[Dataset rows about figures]
□ □ □ □
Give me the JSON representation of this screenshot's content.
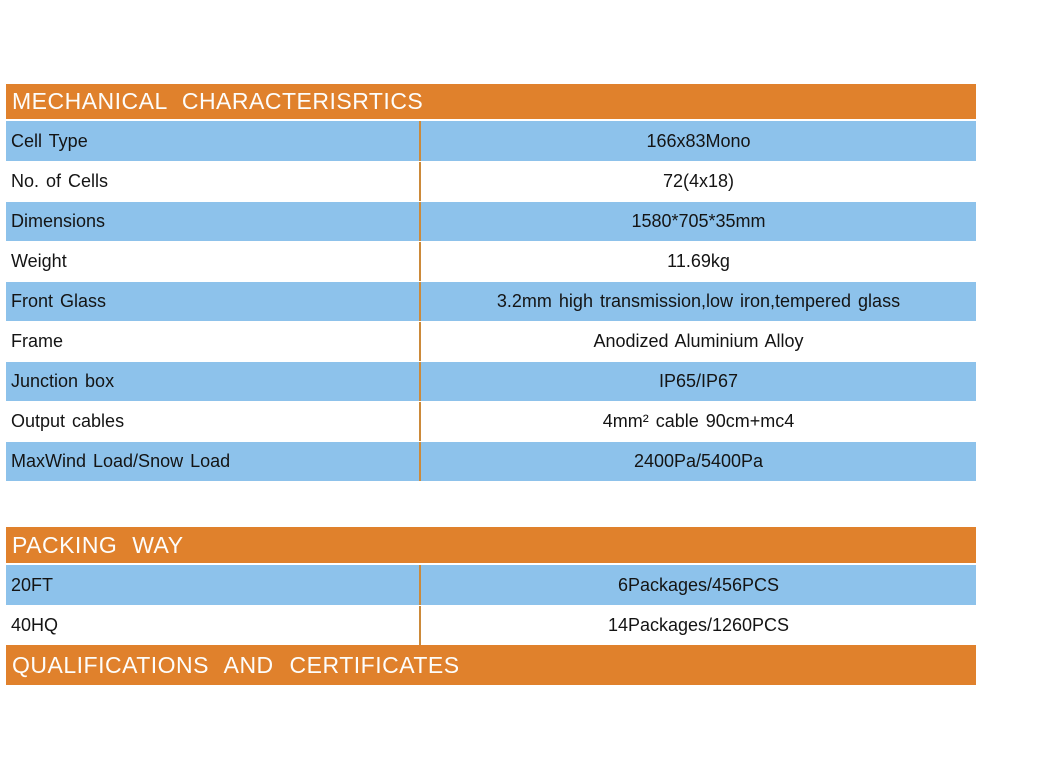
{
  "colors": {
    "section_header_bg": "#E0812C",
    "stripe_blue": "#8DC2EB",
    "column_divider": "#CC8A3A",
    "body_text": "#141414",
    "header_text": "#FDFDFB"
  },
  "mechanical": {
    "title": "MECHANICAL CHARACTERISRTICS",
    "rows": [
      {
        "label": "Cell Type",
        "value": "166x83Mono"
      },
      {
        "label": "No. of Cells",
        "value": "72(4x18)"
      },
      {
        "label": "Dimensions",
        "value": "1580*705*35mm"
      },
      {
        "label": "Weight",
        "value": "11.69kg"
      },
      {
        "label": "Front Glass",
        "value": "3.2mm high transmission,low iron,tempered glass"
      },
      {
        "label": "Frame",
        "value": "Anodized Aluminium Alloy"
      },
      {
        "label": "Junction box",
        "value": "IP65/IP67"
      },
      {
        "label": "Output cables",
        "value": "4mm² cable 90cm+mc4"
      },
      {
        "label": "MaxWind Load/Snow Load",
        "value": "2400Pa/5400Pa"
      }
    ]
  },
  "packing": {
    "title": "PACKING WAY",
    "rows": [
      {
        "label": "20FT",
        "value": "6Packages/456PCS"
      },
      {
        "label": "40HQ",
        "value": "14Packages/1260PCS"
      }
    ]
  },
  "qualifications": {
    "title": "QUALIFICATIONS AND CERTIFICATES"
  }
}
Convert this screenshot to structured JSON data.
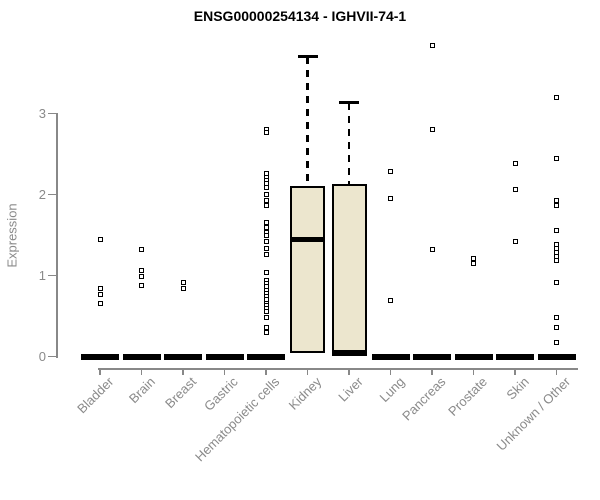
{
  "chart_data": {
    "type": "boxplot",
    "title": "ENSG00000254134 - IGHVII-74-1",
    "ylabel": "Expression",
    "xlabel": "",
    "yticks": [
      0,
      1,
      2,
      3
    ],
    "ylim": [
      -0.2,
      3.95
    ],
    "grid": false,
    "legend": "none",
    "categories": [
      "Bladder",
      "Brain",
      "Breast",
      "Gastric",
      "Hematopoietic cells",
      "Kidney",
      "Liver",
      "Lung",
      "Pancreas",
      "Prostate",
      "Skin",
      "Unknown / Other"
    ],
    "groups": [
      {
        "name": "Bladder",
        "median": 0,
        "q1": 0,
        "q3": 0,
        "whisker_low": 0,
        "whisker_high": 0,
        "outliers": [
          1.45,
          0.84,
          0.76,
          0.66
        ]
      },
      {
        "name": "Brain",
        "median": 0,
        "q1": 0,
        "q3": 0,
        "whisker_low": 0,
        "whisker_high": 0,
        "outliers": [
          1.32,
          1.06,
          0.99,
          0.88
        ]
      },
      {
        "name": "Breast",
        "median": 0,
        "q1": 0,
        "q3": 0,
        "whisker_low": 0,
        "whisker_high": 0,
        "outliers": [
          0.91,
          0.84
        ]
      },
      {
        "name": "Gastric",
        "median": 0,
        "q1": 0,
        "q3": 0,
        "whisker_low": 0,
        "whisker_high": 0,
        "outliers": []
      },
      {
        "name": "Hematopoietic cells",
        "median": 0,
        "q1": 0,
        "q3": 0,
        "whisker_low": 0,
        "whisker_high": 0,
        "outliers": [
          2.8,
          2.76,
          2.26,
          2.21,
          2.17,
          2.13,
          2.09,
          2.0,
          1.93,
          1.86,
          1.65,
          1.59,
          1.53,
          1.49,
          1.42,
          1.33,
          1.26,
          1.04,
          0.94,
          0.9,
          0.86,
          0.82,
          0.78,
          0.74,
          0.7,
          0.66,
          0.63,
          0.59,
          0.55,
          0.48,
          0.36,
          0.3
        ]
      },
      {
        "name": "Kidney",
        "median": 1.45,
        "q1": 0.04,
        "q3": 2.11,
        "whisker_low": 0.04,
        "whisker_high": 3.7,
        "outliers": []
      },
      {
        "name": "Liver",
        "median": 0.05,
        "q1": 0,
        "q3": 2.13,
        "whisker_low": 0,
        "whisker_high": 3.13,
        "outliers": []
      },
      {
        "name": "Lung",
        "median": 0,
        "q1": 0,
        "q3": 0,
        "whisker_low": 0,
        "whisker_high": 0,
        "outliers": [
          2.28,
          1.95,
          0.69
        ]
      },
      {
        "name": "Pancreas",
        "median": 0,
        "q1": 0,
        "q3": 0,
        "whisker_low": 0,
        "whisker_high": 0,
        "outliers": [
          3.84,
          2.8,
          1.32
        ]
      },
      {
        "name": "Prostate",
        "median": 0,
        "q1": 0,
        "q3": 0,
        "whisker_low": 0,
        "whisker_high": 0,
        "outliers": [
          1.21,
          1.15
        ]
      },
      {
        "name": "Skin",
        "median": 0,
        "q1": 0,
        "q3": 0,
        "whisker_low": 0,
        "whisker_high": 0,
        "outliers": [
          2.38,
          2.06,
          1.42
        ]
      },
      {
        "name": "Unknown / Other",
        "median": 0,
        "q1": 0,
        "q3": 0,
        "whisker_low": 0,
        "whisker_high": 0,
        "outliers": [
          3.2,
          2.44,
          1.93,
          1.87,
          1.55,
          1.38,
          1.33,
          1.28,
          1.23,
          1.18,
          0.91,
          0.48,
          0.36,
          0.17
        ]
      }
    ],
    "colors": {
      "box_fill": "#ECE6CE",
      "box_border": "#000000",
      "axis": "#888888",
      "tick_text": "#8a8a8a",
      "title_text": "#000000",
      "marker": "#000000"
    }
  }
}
□ □ □ □
▶ [ASSIGNED TASK]:
All lines that contain the word "name" must be copied from the records above.

▶ [EXPECTED ANSWER]:
        "name": "Bladder",
        "name": "Brain",
        "name": "Breast",
        "name": "Gastric",
        "name": "Hematopoietic cells",
        "name": "Kidney",
        "name": "Liver",
        "name": "Lung",
        "name": "Pancreas",
        "name": "Prostate",
        "name": "Skin",
        "name": "Unknown / Other",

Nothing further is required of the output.